◆ Problem requirements
From the listing below, pull out every line where the string "Pflegekasse" appears.
>> start Listed records
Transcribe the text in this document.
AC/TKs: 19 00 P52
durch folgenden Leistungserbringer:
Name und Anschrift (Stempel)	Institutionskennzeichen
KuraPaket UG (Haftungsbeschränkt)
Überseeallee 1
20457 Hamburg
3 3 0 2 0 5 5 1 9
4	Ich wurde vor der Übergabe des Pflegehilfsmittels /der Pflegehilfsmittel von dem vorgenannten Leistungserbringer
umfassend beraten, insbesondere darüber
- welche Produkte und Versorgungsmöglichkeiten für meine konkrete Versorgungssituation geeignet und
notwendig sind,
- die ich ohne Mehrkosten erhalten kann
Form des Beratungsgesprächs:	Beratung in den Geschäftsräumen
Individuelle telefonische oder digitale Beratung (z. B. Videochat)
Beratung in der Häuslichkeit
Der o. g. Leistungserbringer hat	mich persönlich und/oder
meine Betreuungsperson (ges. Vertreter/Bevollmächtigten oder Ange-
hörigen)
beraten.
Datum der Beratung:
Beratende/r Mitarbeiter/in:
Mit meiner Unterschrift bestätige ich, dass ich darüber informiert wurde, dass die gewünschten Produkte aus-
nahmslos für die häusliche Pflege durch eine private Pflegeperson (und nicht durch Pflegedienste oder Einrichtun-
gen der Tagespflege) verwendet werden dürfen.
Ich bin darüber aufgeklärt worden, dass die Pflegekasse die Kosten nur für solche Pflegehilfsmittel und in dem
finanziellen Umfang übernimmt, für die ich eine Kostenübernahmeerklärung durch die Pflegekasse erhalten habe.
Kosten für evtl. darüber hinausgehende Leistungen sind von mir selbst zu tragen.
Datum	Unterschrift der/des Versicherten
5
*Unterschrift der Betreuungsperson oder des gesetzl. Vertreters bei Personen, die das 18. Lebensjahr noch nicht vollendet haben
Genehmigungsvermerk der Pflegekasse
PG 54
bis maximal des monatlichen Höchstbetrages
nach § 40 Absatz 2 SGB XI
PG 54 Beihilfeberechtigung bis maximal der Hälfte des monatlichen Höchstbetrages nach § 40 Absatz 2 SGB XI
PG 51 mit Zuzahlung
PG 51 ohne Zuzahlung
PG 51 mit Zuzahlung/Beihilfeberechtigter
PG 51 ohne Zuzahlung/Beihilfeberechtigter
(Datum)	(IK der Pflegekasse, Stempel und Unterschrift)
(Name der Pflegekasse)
>> end Listed records
◆ In response
Ich bin darüber aufgeklärt worden, dass die Pflegekasse die Kosten nur für solche Pflegehilfsmittel und in dem
finanziellen Umfang übernimmt, für die ich eine Kostenübernahmeerklärung durch die Pflegekasse erhalten habe.
Genehmigungsvermerk der Pflegekasse
(Datum)	(IK der Pflegekasse, Stempel und Unterschrift)
(Name der Pflegekasse)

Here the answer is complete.